#### Given request 1:
Answer these questions from the chapter on XML and EAI:
(a) Which vendor does the site list as having an aggressive XML-enablement strategy, and for which software?
(b) What was XML originally created to do?
(c) What are many people calling XML as a result of its use between enterprises?

#### Selection:
*****

Chapter 17. XML and EAI

 

Internet is so big, so powerful and pointless that for some people it is a complete substitute for life.

 
 --Andrew Brown

With so many vendors promoting XML as the standard integration mechanism—the common data exchange format that everyone can agree upon—any discussion of EAI deserves a discussion of XML. However, while the coupling of XML with EAI exists, it is a tenuous coupling. Still, it is relevant enough to warrant devoting an entire chapter to it and its value within a typical EAI problem domain.

From the outset, it is important to remember that XML is in a state of flux. For more detailed and more current information (mostly pertaining to XML's application to the Web), see http://www.w3c.org/xml. The site lists the current state of XML, along with a large number of proposals to evolve XML, many looking to expand its use into the enterprise. The site also lists the XML strategies (or lack thereof) employed by middleware vendors. For example, IBM is listed as having an aggressive XML-enablement strategy for MQSeries message-queuing software.

The Rise of XML

XML provides a common data exchange format, encapsulating both metadata and data. This allows different applications and databases to exchange information without having to understand anything about each other. In order to communicate, a source system simply reformats a message, a piece of information moving from an interface, or a data record as XML-compliant text and moves that information to any other system that understands how to read XML (see Figure 17.1). Simple as one, two, three.

Despite its value to EAI, XML was not originally designed for EAI. XML was created as a mechanism to publish data through the Web without the originator having to understand anything about the system sending the data. As the enterprise integration problem became more evident, EAI architects and developers saw the value of applying XML to the problem domain in order to move information throughout an enterprise. Even more valuable, XML has an application as a common text format to move information between enterprises, supporting supply chain integration efforts. As a result, many are calling XML the next EDI (Electronic Data Interchange).

While its benefit may appear revolutionary, XML itself is anything but revolutionary. It also falls short of being a panacea for the EAI solution. Still, it presents some real value for integration, even though applying this value means stretching XML far from its original intention. The problem is, of course, that if stretched too far, XML may be applied in areas where it has little chance of success. The over-application of XML to so many areas of technology dilutes its real value and results in a great deal of unnecessary confusion. Moreover, many vendors are looking to take XML and recast it using their own set of proprietary extensions. While some want to add value to XML, others are seeking only to lock in users.

XML provides a standard mechanism for data exchange.

Figure 17.1. XML provides a standard mechanism for data exchange.

*****

#### Given request 2:
Copy out everything in the records from their first line down through the line containing "49, 381, 74]", including both of those lines.

*****

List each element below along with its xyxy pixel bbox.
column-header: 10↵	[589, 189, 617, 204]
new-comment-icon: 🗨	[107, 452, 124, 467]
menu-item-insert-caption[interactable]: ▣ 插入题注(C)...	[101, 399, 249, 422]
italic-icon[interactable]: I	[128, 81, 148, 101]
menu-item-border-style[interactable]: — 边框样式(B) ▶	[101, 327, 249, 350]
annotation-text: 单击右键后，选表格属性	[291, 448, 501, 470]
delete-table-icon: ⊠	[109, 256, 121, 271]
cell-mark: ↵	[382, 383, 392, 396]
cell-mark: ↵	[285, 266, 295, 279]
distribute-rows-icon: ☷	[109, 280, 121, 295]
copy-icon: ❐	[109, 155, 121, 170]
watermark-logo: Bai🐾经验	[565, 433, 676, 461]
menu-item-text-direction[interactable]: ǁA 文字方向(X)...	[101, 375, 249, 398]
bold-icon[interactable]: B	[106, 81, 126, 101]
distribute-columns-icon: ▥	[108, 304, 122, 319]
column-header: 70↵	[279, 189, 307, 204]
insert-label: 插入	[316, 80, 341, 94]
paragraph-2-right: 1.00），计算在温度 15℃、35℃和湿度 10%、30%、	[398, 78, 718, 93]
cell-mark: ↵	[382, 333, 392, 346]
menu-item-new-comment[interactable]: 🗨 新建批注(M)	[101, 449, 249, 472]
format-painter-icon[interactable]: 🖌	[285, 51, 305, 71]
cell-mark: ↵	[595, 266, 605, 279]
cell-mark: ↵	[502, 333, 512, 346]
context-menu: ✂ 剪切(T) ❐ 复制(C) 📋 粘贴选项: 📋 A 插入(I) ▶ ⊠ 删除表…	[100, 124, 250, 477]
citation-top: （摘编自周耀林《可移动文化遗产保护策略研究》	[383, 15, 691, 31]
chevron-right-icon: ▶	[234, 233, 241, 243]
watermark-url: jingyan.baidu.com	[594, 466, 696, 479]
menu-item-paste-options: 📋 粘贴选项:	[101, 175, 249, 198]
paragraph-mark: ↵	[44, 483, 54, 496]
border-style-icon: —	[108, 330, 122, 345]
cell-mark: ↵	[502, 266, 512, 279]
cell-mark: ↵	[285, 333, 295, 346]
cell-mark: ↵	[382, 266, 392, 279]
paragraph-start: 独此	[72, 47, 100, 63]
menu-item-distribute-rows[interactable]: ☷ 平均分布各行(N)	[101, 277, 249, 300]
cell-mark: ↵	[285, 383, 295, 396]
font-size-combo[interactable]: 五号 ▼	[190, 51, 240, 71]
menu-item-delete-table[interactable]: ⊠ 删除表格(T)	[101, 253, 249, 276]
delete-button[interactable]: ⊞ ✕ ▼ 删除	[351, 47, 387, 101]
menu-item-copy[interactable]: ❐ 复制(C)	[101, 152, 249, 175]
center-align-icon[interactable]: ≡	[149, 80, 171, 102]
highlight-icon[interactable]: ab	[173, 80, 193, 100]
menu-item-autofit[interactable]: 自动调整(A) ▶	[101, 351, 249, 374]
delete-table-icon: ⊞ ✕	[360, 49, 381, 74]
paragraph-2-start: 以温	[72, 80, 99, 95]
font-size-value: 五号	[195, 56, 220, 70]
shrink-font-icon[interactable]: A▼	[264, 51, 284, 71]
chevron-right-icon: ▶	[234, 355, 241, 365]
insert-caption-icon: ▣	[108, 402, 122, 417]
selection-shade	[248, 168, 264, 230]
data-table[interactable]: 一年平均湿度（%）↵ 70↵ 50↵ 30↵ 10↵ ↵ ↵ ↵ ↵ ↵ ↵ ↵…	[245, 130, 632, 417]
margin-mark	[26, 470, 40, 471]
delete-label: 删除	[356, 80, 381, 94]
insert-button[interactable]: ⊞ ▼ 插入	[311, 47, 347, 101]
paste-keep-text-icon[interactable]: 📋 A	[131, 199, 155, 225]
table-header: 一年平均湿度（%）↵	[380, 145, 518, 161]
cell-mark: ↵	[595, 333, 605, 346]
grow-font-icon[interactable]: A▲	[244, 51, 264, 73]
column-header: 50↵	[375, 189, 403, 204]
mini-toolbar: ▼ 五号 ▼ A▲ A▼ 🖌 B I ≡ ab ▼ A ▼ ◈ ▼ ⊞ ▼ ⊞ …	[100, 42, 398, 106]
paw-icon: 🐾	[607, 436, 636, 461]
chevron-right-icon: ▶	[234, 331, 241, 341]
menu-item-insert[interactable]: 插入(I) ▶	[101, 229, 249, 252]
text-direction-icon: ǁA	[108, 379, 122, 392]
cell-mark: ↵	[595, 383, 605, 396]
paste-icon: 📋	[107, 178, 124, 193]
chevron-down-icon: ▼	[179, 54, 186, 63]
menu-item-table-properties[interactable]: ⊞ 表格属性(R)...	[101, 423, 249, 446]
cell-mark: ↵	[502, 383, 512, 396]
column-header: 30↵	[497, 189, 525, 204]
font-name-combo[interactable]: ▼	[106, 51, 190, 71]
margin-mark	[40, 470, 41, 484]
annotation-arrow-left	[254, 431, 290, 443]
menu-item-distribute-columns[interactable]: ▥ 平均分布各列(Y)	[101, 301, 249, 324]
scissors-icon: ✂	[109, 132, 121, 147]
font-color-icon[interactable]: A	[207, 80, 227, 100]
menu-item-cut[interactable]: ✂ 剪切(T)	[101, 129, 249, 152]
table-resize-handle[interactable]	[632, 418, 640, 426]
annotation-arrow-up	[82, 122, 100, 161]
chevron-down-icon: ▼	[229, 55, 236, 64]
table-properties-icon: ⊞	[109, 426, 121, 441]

*****

#### Complete response 1:
(a) IBM, for its MQSeries message-queuing software.
(b) To publish data through the Web without the originator having to understand anything about the system sending the data.
(c) The next EDI (Electronic Data Interchange).

#### Complete response 2:
List each element below along with its xyxy pixel bbox.
column-header: 10↵	[589, 189, 617, 204]
new-comment-icon: 🗨	[107, 452, 124, 467]
menu-item-insert-caption[interactable]: ▣ 插入题注(C)...	[101, 399, 249, 422]
italic-icon[interactable]: I	[128, 81, 148, 101]
menu-item-border-style[interactable]: — 边框样式(B) ▶	[101, 327, 249, 350]
annotation-text: 单击右键后，选表格属性	[291, 448, 501, 470]
delete-table-icon: ⊠	[109, 256, 121, 271]
cell-mark: ↵	[382, 383, 392, 396]
cell-mark: ↵	[285, 266, 295, 279]
distribute-rows-icon: ☷	[109, 280, 121, 295]
copy-icon: ❐	[109, 155, 121, 170]
watermark-logo: Bai🐾经验	[565, 433, 676, 461]
menu-item-text-direction[interactable]: ǁA 文字方向(X)...	[101, 375, 249, 398]
bold-icon[interactable]: B	[106, 81, 126, 101]
distribute-columns-icon: ▥	[108, 304, 122, 319]
column-header: 70↵	[279, 189, 307, 204]
insert-label: 插入	[316, 80, 341, 94]
paragraph-2-right: 1.00），计算在温度 15℃、35℃和湿度 10%、30%、	[398, 78, 718, 93]
cell-mark: ↵	[382, 333, 392, 346]
menu-item-new-comment[interactable]: 🗨 新建批注(M)	[101, 449, 249, 472]
format-painter-icon[interactable]: 🖌	[285, 51, 305, 71]
cell-mark: ↵	[595, 266, 605, 279]
cell-mark: ↵	[502, 333, 512, 346]
context-menu: ✂ 剪切(T) ❐ 复制(C) 📋 粘贴选项: 📋 A 插入(I) ▶ ⊠ 删除表…	[100, 124, 250, 477]
citation-top: （摘编自周耀林《可移动文化遗产保护策略研究》	[383, 15, 691, 31]
chevron-right-icon: ▶	[234, 233, 241, 243]
watermark-url: jingyan.baidu.com	[594, 466, 696, 479]
menu-item-paste-options: 📋 粘贴选项:	[101, 175, 249, 198]
paragraph-mark: ↵	[44, 483, 54, 496]
border-style-icon: —	[108, 330, 122, 345]
cell-mark: ↵	[502, 266, 512, 279]
cell-mark: ↵	[285, 333, 295, 346]
cell-mark: ↵	[382, 266, 392, 279]
paragraph-start: 独此	[72, 47, 100, 63]
menu-item-distribute-rows[interactable]: ☷ 平均分布各行(N)	[101, 277, 249, 300]
cell-mark: ↵	[285, 383, 295, 396]
font-size-combo[interactable]: 五号 ▼	[190, 51, 240, 71]
menu-item-delete-table[interactable]: ⊠ 删除表格(T)	[101, 253, 249, 276]
delete-button[interactable]: ⊞ ✕ ▼ 删除	[351, 47, 387, 101]
menu-item-copy[interactable]: ❐ 复制(C)	[101, 152, 249, 175]
center-align-icon[interactable]: ≡	[149, 80, 171, 102]
highlight-icon[interactable]: ab	[173, 80, 193, 100]
menu-item-autofit[interactable]: 自动调整(A) ▶	[101, 351, 249, 374]
delete-table-icon: ⊞ ✕	[360, 49, 381, 74]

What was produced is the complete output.